Your instructions: Exactly repeat all the records below, omitting the images they hold.

Dataset extract:
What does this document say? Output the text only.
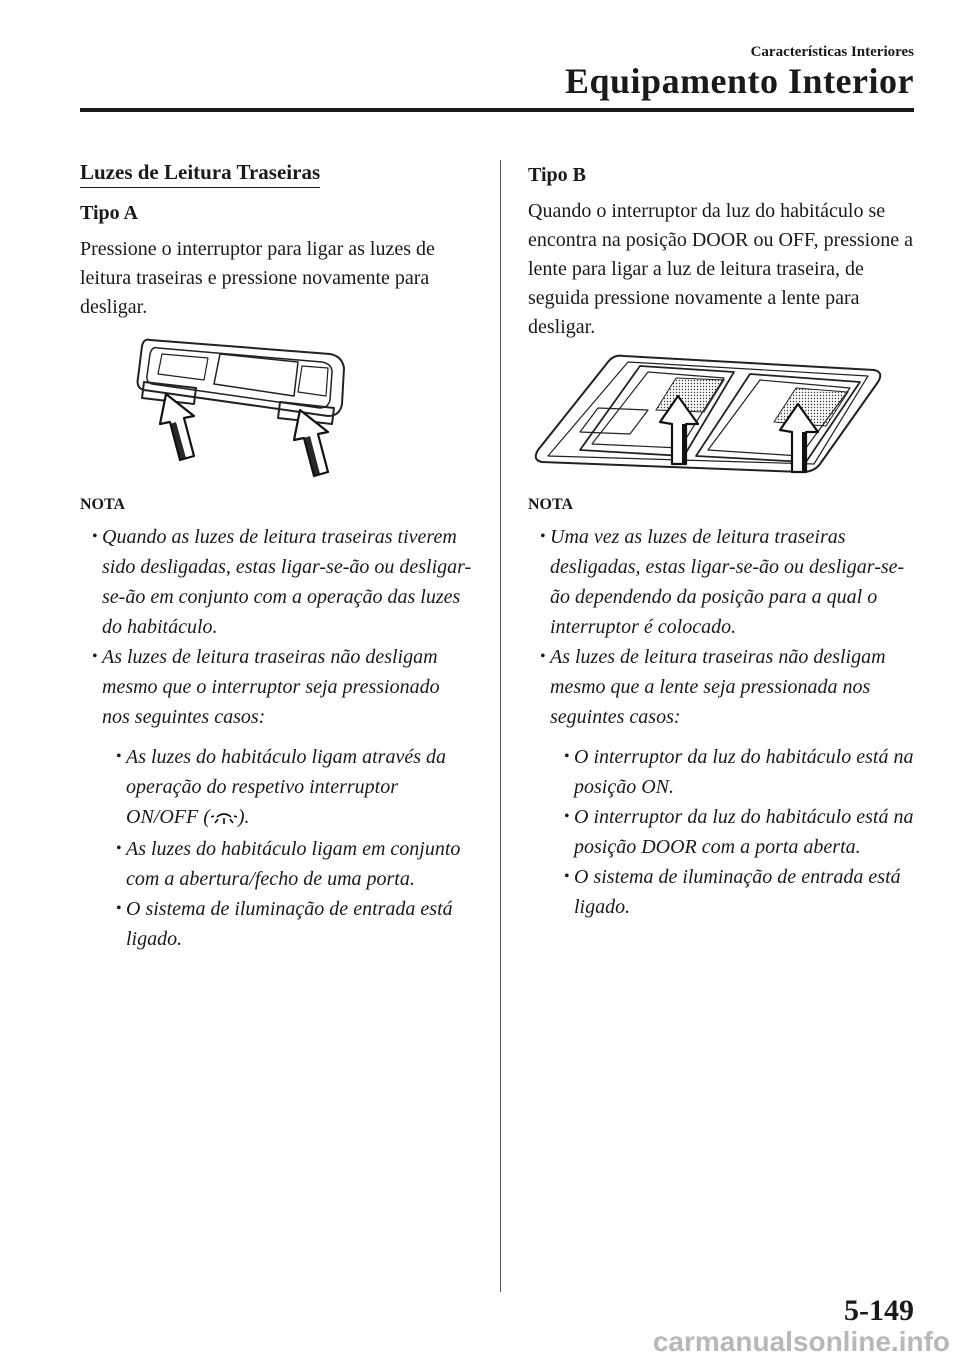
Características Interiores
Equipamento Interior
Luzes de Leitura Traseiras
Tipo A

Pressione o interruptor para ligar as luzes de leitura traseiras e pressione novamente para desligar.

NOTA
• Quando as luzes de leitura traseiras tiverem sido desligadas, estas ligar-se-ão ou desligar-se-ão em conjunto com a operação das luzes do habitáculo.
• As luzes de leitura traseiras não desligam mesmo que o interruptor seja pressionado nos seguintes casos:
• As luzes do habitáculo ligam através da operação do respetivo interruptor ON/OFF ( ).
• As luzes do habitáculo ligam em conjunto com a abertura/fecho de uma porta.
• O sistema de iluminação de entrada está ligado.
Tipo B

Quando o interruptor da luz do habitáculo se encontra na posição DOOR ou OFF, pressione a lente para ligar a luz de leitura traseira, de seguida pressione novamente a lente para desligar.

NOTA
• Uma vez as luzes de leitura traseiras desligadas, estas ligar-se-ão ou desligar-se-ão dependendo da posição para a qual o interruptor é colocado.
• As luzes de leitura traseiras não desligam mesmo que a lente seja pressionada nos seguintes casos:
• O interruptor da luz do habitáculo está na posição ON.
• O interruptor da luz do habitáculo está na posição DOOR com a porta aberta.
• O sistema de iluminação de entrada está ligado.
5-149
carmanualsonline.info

The response:
What does this document say? Output the text only.
Características Interiores
Equipamento Interior
Luzes de Leitura Traseiras
Tipo A

Pressione o interruptor para ligar as luzes de leitura traseiras e pressione novamente para desligar.

NOTA
• Quando as luzes de leitura traseiras tiverem sido desligadas, estas ligar-se-ão ou desligar-se-ão em conjunto com a operação das luzes do habitáculo.
• As luzes de leitura traseiras não desligam mesmo que o interruptor seja pressionado nos seguintes casos:
• As luzes do habitáculo ligam através da operação do respetivo interruptor ON/OFF ( ).
• As luzes do habitáculo ligam em conjunto com a abertura/fecho de uma porta.
• O sistema de iluminação de entrada está ligado.
Tipo B

Quando o interruptor da luz do habitáculo se encontra na posição DOOR ou OFF, pressione a lente para ligar a luz de leitura traseira, de seguida pressione novamente a lente para desligar.

NOTA
• Uma vez as luzes de leitura traseiras desligadas, estas ligar-se-ão ou desligar-se-ão dependendo da posição para a qual o interruptor é colocado.
• As luzes de leitura traseiras não desligam mesmo que a lente seja pressionada nos seguintes casos:
• O interruptor da luz do habitáculo está na posição ON.
• O interruptor da luz do habitáculo está na posição DOOR com a porta aberta.
• O sistema de iluminação de entrada está ligado.
5-149
carmanualsonline.info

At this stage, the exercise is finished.